▶ _Written request_
Look at each line of the records and count those with "title" in them. Please answer with the count alone.

▶ _Provided data_
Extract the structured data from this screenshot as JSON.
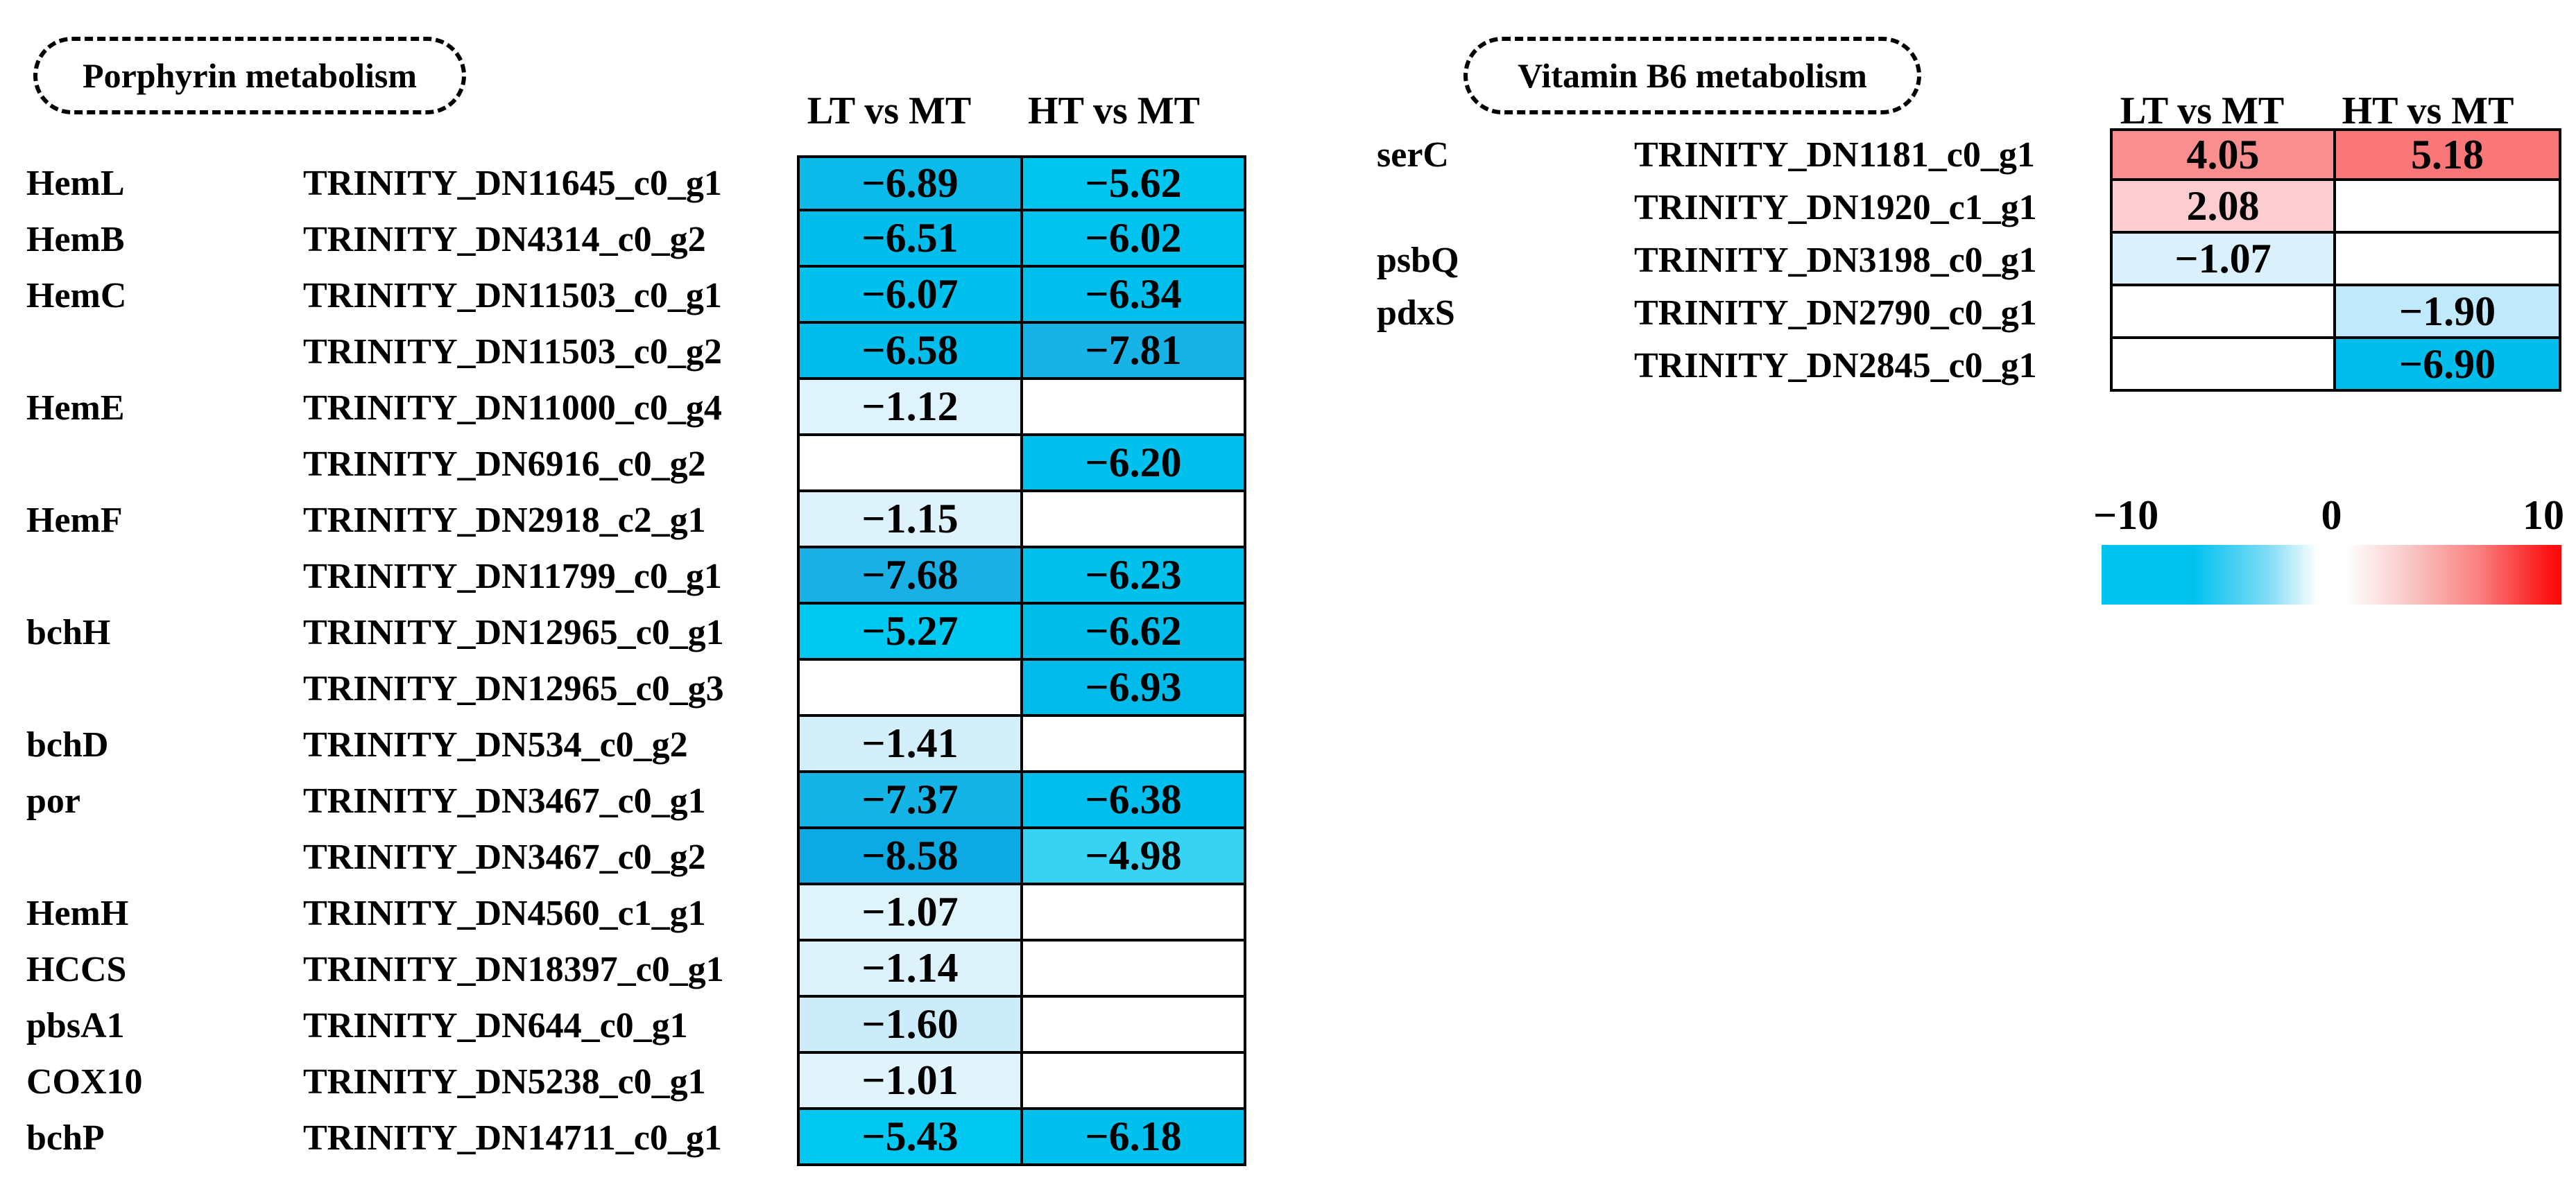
{
  "chart_data": [
    {
      "type": "heatmap",
      "title": "Porphyrin metabolism",
      "columns": [
        "LT vs MT",
        "HT vs MT"
      ],
      "value_range": [
        -10,
        10
      ],
      "rows": [
        {
          "gene": "HemL",
          "transcript": "TRINITY_DN11645_c0_g1",
          "values": [
            -6.89,
            -5.62
          ],
          "labels": [
            "−6.89",
            "−5.62"
          ],
          "colors": [
            "#0bbae8",
            "#00c5ef"
          ]
        },
        {
          "gene": "HemB",
          "transcript": "TRINITY_DN4314_c0_g2",
          "values": [
            -6.51,
            -6.02
          ],
          "labels": [
            "−6.51",
            "−6.02"
          ],
          "colors": [
            "#00bdeb",
            "#00c2ee"
          ]
        },
        {
          "gene": "HemC",
          "transcript": "TRINITY_DN11503_c0_g1",
          "values": [
            -6.07,
            -6.34
          ],
          "labels": [
            "−6.07",
            "−6.34"
          ],
          "colors": [
            "#00c1ed",
            "#00bfec"
          ]
        },
        {
          "gene": "",
          "transcript": "TRINITY_DN11503_c0_g2",
          "values": [
            -6.58,
            -7.81
          ],
          "labels": [
            "−6.58",
            "−7.81"
          ],
          "colors": [
            "#00bdeb",
            "#17b2e6"
          ]
        },
        {
          "gene": "HemE",
          "transcript": "TRINITY_DN11000_c0_g4",
          "values": [
            -1.12,
            null
          ],
          "labels": [
            "−1.12",
            null
          ],
          "colors": [
            "#def3fb",
            null
          ]
        },
        {
          "gene": "",
          "transcript": "TRINITY_DN6916_c0_g2",
          "values": [
            null,
            -6.2
          ],
          "labels": [
            null,
            "−6.20"
          ],
          "colors": [
            null,
            "#00c0ed"
          ]
        },
        {
          "gene": "HemF",
          "transcript": "TRINITY_DN2918_c2_g1",
          "values": [
            -1.15,
            null
          ],
          "labels": [
            "−1.15",
            null
          ],
          "colors": [
            "#ddf2fb",
            null
          ]
        },
        {
          "gene": "",
          "transcript": "TRINITY_DN11799_c0_g1",
          "values": [
            -7.68,
            -6.23
          ],
          "labels": [
            "−7.68",
            "−6.23"
          ],
          "colors": [
            "#19b0e5",
            "#00c0ec"
          ]
        },
        {
          "gene": "bchH",
          "transcript": "TRINITY_DN12965_c0_g1",
          "values": [
            -5.27,
            -6.62
          ],
          "labels": [
            "−5.27",
            "−6.62"
          ],
          "colors": [
            "#00c9f1",
            "#00bdea"
          ]
        },
        {
          "gene": "",
          "transcript": "TRINITY_DN12965_c0_g3",
          "values": [
            null,
            -6.93
          ],
          "labels": [
            null,
            "−6.93"
          ],
          "colors": [
            null,
            "#00bbe9"
          ]
        },
        {
          "gene": "bchD",
          "transcript": "TRINITY_DN534_c0_g2",
          "values": [
            -1.41,
            null
          ],
          "labels": [
            "−1.41",
            null
          ],
          "colors": [
            "#d3effa",
            null
          ]
        },
        {
          "gene": "por",
          "transcript": "TRINITY_DN3467_c0_g1",
          "values": [
            -7.37,
            -6.38
          ],
          "labels": [
            "−7.37",
            "−6.38"
          ],
          "colors": [
            "#15b4e7",
            "#00bfec"
          ]
        },
        {
          "gene": "",
          "transcript": "TRINITY_DN3467_c0_g2",
          "values": [
            -8.58,
            -4.98
          ],
          "labels": [
            "−8.58",
            "−4.98"
          ],
          "colors": [
            "#0ca9e2",
            "#38d3f3"
          ]
        },
        {
          "gene": "HemH",
          "transcript": "TRINITY_DN4560_c1_g1",
          "values": [
            -1.07,
            null
          ],
          "labels": [
            "−1.07",
            null
          ],
          "colors": [
            "#dff3fb",
            null
          ]
        },
        {
          "gene": "HCCS",
          "transcript": "TRINITY_DN18397_c0_g1",
          "values": [
            -1.14,
            null
          ],
          "labels": [
            "−1.14",
            null
          ],
          "colors": [
            "#ddf2fb",
            null
          ]
        },
        {
          "gene": "pbsA1",
          "transcript": "TRINITY_DN644_c0_g1",
          "values": [
            -1.6,
            null
          ],
          "labels": [
            "−1.60",
            null
          ],
          "colors": [
            "#cdecf9",
            null
          ]
        },
        {
          "gene": "COX10",
          "transcript": "TRINITY_DN5238_c0_g1",
          "values": [
            -1.01,
            null
          ],
          "labels": [
            "−1.01",
            null
          ],
          "colors": [
            "#e1f4fc",
            null
          ]
        },
        {
          "gene": "bchP",
          "transcript": "TRINITY_DN14711_c0_g1",
          "values": [
            -5.43,
            -6.18
          ],
          "labels": [
            "−5.43",
            "−6.18"
          ],
          "colors": [
            "#00c8f0",
            "#00c1ed"
          ]
        }
      ]
    },
    {
      "type": "heatmap",
      "title": "Vitamin B6 metabolism",
      "columns": [
        "LT vs MT",
        "HT vs MT"
      ],
      "value_range": [
        -10,
        10
      ],
      "rows": [
        {
          "gene": "serC",
          "transcript": "TRINITY_DN1181_c0_g1",
          "values": [
            4.05,
            5.18
          ],
          "labels": [
            "4.05",
            "5.18"
          ],
          "colors": [
            "#f98e90",
            "#f97779"
          ]
        },
        {
          "gene": "",
          "transcript": "TRINITY_DN1920_c1_g1",
          "values": [
            2.08,
            null
          ],
          "labels": [
            "2.08",
            null
          ],
          "colors": [
            "#fbcdd1",
            null
          ]
        },
        {
          "gene": "psbQ",
          "transcript": "TRINITY_DN3198_c0_g1",
          "values": [
            -1.07,
            null
          ],
          "labels": [
            "−1.07",
            null
          ],
          "colors": [
            "#daf1fb",
            null
          ]
        },
        {
          "gene": "pdxS",
          "transcript": "TRINITY_DN2790_c0_g1",
          "values": [
            null,
            -1.9
          ],
          "labels": [
            null,
            "−1.90"
          ],
          "colors": [
            null,
            "#c0eafc"
          ]
        },
        {
          "gene": "",
          "transcript": "TRINITY_DN2845_c0_g1",
          "values": [
            null,
            -6.9
          ],
          "labels": [
            null,
            "−6.90"
          ],
          "colors": [
            null,
            "#00bdeb"
          ]
        }
      ]
    }
  ],
  "legend": {
    "ticks": [
      "−10",
      "0",
      "10"
    ],
    "range": [
      -10,
      10
    ],
    "gradient_css_stops": [
      "#00c2ef 0%",
      "#00c2ef 20%",
      "#7edbf5 36%",
      "#ffffff 47%",
      "#ffffff 53%",
      "#f9cbcb 66%",
      "#fa8080 82%",
      "#fb1515 97%",
      "#fb0a0a 100%"
    ]
  }
}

▶ _Result_
2